- ENTRIES PROVIDED -

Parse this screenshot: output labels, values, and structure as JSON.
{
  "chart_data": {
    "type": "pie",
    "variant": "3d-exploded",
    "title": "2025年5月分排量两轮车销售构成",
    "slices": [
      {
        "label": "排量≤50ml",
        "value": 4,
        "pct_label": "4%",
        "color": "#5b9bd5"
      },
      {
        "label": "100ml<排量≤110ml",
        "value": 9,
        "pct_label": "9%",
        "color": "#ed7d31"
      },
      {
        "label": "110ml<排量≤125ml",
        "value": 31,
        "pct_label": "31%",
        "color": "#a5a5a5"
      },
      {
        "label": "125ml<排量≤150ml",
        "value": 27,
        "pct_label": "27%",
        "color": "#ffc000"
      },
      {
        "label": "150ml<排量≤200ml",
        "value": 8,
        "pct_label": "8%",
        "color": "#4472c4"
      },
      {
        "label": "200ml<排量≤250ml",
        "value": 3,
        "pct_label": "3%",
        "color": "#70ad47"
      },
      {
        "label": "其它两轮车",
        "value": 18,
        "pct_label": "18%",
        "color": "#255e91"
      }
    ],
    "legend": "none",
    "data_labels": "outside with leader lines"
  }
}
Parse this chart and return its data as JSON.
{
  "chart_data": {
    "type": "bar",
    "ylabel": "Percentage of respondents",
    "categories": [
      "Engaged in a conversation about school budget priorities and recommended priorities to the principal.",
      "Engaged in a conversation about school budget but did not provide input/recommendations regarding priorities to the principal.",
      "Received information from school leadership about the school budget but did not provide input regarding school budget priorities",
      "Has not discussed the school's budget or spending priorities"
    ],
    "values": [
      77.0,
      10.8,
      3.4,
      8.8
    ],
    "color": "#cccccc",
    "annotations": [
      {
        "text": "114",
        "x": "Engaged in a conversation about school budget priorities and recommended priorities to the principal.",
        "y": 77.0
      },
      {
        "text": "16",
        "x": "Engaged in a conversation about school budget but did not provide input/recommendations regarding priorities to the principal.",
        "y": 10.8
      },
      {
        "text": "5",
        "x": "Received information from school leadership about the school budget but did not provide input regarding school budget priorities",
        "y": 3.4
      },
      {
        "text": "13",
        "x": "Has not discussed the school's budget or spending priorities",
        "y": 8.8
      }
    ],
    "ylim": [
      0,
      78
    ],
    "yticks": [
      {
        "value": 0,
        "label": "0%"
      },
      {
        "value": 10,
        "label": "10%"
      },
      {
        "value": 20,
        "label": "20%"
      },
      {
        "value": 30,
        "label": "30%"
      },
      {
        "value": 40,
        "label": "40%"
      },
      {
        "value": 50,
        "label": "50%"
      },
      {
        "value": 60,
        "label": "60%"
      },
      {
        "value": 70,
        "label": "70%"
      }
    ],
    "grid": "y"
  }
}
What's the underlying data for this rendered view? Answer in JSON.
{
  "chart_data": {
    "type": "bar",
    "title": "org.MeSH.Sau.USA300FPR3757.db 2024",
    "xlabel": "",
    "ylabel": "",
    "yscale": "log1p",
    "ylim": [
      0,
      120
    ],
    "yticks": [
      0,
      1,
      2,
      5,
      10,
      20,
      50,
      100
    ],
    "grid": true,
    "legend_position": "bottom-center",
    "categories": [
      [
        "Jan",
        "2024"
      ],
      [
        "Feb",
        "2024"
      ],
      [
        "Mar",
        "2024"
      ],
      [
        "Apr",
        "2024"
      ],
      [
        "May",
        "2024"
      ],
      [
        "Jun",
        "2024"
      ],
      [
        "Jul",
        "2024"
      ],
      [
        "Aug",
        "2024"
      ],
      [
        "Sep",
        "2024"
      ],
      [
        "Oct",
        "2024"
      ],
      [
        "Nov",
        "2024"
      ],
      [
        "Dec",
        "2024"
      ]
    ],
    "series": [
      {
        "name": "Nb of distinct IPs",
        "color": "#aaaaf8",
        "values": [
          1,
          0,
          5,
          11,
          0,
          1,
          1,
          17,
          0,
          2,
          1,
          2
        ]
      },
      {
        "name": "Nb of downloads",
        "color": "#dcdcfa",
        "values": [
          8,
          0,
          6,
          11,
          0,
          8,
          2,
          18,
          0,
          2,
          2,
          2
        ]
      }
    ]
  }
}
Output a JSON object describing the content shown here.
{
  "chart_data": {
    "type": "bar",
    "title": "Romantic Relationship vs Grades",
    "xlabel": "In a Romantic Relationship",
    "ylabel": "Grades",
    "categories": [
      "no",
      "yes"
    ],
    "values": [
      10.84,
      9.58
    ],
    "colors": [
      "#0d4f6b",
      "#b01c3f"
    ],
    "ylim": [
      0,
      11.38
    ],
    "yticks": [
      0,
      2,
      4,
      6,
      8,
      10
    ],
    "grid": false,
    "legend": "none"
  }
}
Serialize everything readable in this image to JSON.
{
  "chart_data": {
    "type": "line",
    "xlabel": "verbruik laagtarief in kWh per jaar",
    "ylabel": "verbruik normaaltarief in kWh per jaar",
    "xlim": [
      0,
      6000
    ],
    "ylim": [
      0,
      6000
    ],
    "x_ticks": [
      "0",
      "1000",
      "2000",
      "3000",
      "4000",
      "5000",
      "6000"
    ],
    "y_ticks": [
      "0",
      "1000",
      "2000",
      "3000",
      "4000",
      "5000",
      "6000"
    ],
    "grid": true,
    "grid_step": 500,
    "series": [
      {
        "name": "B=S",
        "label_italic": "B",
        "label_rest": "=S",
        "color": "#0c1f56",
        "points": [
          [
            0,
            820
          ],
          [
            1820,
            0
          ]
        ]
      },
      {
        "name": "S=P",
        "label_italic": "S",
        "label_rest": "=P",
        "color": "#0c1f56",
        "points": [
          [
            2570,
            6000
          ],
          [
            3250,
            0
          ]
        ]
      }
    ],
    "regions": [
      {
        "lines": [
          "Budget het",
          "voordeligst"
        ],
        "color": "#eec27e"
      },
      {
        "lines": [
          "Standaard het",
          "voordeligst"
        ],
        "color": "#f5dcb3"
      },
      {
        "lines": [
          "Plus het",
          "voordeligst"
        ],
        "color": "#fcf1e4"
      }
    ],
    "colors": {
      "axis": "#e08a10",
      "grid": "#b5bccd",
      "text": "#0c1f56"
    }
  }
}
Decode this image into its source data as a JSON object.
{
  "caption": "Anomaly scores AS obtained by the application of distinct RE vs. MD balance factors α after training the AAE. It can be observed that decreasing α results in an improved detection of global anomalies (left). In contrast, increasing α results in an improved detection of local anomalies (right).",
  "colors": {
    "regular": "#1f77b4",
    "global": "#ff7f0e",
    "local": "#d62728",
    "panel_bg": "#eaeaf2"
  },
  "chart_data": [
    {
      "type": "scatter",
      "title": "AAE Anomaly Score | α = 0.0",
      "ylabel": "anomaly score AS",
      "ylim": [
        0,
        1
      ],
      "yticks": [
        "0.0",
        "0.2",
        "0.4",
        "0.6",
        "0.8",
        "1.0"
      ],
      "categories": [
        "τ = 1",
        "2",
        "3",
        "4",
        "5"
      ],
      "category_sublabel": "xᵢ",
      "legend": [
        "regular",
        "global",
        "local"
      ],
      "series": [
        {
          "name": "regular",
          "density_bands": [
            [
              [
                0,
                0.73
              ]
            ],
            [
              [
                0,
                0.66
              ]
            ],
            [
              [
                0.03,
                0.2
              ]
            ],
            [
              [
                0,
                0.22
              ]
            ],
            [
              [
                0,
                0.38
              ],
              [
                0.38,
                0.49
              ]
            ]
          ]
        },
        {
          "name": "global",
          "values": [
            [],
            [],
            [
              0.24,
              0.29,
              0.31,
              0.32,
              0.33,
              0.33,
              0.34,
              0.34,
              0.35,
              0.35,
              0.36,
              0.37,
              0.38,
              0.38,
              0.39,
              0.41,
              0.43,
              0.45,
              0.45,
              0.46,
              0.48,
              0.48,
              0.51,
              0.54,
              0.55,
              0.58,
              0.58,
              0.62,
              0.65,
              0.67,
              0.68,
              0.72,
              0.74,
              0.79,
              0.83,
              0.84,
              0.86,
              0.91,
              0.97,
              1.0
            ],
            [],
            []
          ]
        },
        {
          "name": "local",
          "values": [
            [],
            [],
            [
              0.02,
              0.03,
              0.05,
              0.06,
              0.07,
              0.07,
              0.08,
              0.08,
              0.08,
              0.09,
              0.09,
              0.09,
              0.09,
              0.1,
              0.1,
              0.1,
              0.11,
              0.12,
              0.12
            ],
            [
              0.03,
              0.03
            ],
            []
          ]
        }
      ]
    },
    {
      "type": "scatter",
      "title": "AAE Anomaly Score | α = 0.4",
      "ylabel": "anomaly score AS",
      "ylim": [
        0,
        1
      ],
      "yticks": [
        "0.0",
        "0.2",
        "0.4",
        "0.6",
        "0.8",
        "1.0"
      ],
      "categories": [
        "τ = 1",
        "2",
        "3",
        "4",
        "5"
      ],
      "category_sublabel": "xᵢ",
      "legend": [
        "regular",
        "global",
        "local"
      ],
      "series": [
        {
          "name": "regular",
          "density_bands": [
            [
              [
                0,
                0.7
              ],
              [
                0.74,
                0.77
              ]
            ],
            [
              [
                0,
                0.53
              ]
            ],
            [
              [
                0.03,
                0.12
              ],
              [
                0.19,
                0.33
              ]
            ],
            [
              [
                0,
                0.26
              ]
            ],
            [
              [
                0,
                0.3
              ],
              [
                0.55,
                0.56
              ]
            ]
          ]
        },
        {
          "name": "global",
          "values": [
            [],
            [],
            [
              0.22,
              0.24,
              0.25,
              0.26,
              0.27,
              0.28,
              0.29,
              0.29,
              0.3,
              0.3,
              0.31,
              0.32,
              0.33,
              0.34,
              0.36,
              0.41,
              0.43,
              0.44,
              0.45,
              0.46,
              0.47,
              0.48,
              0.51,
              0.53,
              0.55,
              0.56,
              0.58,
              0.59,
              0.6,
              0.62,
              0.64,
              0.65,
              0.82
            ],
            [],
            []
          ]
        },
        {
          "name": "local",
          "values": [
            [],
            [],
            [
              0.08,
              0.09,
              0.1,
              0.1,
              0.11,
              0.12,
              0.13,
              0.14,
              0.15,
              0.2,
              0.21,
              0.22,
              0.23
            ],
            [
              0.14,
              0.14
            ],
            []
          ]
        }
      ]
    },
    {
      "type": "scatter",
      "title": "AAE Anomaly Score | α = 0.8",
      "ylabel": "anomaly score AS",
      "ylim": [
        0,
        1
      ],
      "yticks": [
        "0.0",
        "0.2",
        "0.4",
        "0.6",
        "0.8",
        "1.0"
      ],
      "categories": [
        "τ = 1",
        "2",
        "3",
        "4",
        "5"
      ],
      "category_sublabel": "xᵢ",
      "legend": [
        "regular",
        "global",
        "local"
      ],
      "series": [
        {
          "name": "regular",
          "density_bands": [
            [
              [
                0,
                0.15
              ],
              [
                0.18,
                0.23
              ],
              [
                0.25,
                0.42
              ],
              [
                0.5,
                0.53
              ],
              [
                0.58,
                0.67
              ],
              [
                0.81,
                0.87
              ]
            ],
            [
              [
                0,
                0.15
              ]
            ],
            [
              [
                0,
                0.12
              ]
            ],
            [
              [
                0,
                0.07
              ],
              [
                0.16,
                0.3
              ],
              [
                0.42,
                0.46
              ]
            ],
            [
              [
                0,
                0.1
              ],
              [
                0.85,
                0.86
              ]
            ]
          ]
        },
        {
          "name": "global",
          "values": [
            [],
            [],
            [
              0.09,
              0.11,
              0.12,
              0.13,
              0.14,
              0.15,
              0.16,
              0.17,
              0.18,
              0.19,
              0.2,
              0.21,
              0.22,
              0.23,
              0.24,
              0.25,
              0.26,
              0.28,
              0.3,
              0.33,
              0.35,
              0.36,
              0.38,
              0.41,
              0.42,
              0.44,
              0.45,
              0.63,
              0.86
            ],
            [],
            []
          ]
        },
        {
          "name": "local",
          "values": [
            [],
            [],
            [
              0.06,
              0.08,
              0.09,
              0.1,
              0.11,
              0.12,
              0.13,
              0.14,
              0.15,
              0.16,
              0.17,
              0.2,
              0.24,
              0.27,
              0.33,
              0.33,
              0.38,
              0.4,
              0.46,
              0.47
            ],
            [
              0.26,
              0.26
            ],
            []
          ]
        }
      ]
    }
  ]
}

- DESCRIPTION OF THE TASK -
Out of the material above, select every line that holds the string "Grades".

- OUTPUT BELOW -
    "title": "Romantic Relationship vs Grades",
    "ylabel": "Grades",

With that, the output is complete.